Reproduce the following lines verbatim.

* _RECORDED INFORMATION_

— START —

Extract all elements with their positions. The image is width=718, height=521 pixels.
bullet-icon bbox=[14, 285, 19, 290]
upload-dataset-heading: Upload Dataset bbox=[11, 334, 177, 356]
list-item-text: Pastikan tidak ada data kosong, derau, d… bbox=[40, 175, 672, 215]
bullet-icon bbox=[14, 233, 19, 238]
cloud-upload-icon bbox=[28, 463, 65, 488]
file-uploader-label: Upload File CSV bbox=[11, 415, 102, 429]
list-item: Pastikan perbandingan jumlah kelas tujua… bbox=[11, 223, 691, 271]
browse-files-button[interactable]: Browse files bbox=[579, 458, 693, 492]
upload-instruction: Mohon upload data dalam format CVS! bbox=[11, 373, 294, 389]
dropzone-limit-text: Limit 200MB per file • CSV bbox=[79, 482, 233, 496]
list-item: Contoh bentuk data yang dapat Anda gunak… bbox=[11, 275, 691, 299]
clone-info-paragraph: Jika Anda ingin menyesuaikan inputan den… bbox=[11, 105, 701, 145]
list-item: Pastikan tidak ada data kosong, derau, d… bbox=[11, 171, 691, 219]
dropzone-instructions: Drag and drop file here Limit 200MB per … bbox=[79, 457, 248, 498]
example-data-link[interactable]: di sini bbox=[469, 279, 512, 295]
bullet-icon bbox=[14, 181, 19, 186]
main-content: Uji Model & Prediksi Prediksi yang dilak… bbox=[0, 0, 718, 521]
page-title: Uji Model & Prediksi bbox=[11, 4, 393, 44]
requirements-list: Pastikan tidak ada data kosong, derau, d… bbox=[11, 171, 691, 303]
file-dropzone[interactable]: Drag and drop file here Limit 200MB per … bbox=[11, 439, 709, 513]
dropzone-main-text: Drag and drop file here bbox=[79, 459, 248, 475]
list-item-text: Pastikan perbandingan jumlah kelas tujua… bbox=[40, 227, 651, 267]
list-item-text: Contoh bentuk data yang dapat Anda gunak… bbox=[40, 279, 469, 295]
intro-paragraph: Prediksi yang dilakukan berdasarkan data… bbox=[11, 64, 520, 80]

— END —

* _WRITTEN RESPONSE_
Extract all elements with their positions. The image is width=718, height=521 pixels.
bullet-icon bbox=[14, 285, 19, 290]
upload-dataset-heading: Upload Dataset bbox=[11, 334, 177, 356]
list-item-text: Pastikan tidak ada data kosong, derau, d… bbox=[40, 175, 672, 215]
bullet-icon bbox=[14, 233, 19, 238]
cloud-upload-icon bbox=[28, 463, 65, 488]
file-uploader-label: Upload File CSV bbox=[11, 415, 102, 429]
list-item: Pastikan perbandingan jumlah kelas tujua… bbox=[11, 223, 691, 271]
browse-files-button[interactable]: Browse files bbox=[579, 458, 693, 492]
upload-instruction: Mohon upload data dalam format CVS! bbox=[11, 373, 294, 389]
dropzone-limit-text: Limit 200MB per file • CSV bbox=[79, 482, 233, 496]
list-item: Contoh bentuk data yang dapat Anda gunak… bbox=[11, 275, 691, 299]
clone-info-paragraph: Jika Anda ingin menyesuaikan inputan den… bbox=[11, 105, 701, 145]
list-item: Pastikan tidak ada data kosong, derau, d… bbox=[11, 171, 691, 219]
dropzone-instructions: Drag and drop file here Limit 200MB per … bbox=[79, 457, 248, 498]
example-data-link[interactable]: di sini bbox=[469, 279, 512, 295]
bullet-icon bbox=[14, 181, 19, 186]
main-content: Uji Model & Prediksi Prediksi yang dilak… bbox=[0, 0, 718, 521]
page-title: Uji Model & Prediksi bbox=[11, 4, 393, 44]
requirements-list: Pastikan tidak ada data kosong, derau, d… bbox=[11, 171, 691, 303]
file-dropzone[interactable]: Drag and drop file here Limit 200MB per … bbox=[11, 439, 709, 513]
dropzone-main-text: Drag and drop file here bbox=[79, 459, 248, 475]
list-item-text: Pastikan perbandingan jumlah kelas tujua… bbox=[40, 227, 651, 267]
list-item-text: Contoh bentuk data yang dapat Anda gunak… bbox=[40, 279, 469, 295]
intro-paragraph: Prediksi yang dilakukan berdasarkan data… bbox=[11, 64, 520, 80]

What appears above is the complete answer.